*Document transcription data:*
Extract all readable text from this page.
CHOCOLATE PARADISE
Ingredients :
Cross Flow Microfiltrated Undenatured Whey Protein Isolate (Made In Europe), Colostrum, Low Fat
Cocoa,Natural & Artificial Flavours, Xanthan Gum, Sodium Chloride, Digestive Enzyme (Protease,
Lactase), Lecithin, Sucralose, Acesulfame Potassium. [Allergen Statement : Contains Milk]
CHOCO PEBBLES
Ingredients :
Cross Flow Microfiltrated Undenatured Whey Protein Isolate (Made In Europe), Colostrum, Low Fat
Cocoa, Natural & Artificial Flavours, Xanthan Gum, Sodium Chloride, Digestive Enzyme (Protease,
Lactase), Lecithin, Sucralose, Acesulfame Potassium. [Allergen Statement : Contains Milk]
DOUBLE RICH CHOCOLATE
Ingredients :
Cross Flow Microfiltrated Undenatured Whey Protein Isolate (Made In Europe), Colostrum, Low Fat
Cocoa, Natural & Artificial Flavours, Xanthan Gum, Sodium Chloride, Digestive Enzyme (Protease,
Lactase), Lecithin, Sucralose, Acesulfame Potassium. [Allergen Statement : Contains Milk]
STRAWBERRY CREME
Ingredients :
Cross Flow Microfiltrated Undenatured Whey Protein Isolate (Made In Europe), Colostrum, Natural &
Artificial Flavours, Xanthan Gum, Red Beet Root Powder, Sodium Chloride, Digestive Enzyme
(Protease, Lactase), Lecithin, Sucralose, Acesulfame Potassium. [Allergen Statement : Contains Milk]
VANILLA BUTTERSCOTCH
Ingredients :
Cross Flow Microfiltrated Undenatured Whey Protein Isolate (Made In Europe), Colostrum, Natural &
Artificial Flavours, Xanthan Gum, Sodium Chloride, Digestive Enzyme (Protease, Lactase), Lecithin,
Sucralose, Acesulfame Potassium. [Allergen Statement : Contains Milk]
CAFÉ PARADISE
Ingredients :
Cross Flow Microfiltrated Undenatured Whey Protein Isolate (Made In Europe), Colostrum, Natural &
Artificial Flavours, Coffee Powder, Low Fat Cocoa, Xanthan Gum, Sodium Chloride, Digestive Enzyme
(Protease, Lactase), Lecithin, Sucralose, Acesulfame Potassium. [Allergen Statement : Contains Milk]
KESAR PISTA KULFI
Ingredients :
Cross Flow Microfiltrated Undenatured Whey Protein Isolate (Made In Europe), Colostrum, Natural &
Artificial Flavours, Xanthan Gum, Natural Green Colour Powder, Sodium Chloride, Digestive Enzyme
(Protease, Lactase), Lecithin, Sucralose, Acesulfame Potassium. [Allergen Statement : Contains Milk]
* * *
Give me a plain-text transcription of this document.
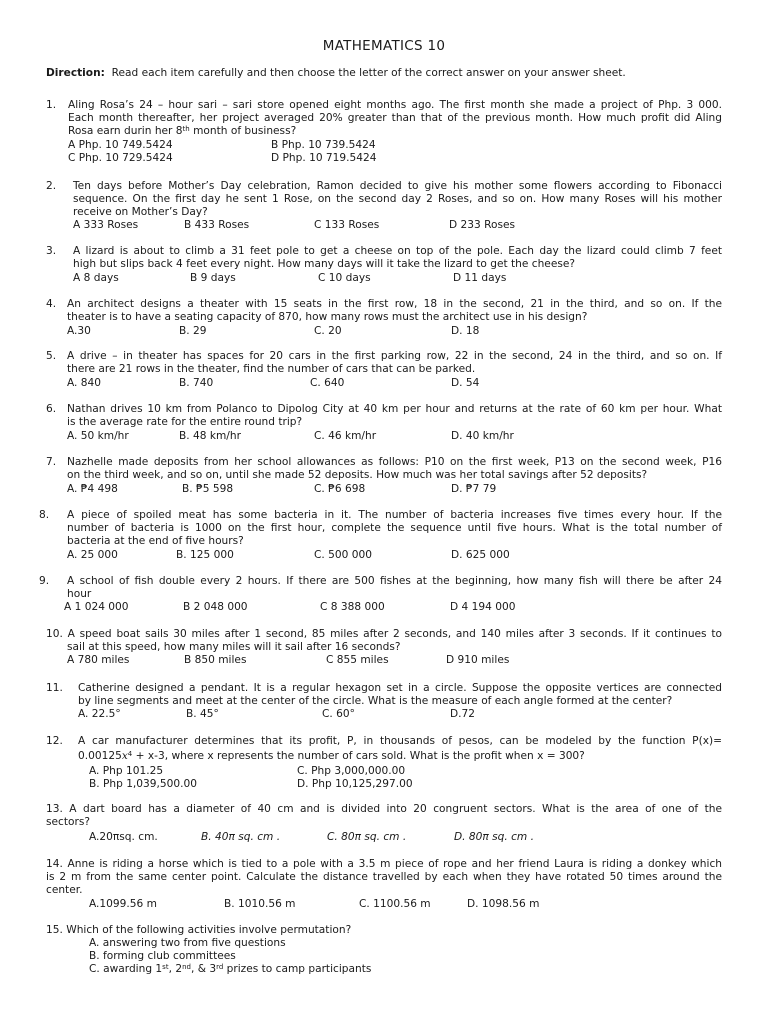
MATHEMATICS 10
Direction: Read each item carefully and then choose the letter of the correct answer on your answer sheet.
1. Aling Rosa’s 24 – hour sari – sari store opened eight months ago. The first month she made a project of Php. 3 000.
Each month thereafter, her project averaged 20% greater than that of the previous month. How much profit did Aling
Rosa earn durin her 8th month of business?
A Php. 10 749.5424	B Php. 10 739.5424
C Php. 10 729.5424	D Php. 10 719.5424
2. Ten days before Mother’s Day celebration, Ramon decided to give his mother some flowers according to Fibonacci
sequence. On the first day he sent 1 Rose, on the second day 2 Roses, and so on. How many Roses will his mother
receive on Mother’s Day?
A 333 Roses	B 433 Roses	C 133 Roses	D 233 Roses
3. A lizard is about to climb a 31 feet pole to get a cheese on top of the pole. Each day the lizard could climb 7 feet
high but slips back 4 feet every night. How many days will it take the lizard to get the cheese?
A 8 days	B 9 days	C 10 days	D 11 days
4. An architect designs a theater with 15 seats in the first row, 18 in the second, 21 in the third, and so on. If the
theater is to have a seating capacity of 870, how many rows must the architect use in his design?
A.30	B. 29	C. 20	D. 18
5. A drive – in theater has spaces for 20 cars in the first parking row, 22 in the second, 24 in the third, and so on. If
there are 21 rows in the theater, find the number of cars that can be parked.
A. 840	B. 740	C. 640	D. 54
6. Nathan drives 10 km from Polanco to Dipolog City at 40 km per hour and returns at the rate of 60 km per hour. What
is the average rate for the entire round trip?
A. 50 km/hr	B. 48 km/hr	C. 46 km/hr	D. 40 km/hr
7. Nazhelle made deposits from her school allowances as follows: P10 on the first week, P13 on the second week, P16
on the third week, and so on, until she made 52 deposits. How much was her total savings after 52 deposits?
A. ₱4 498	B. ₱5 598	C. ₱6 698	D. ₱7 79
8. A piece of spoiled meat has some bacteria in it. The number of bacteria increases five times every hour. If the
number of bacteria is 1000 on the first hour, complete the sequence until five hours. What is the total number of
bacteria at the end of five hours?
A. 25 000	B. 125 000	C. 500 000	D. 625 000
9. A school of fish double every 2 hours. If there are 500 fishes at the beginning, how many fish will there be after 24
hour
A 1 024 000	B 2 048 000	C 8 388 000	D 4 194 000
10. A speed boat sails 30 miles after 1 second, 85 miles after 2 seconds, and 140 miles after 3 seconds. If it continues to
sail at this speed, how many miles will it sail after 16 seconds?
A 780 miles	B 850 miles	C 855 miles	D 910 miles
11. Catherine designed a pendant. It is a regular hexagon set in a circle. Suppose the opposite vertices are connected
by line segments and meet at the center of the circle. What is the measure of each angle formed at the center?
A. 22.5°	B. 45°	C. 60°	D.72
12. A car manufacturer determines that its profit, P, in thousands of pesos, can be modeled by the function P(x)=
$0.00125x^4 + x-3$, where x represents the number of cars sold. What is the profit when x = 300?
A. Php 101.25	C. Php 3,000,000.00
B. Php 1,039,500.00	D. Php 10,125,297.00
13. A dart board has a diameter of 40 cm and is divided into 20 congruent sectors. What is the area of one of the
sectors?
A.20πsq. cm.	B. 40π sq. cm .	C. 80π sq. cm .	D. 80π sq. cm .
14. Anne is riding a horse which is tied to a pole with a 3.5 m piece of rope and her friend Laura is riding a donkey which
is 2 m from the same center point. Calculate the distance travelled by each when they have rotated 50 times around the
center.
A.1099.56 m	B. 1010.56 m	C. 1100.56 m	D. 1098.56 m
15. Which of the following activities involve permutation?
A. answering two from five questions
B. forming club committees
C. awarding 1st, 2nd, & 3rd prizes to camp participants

*ASSIGNMENT:*
Report each line of the data in which "text" occurs.

*EXERCISE OUTPUT:*
Extract all readable text from this page.
Give me a plain-text transcription of this document.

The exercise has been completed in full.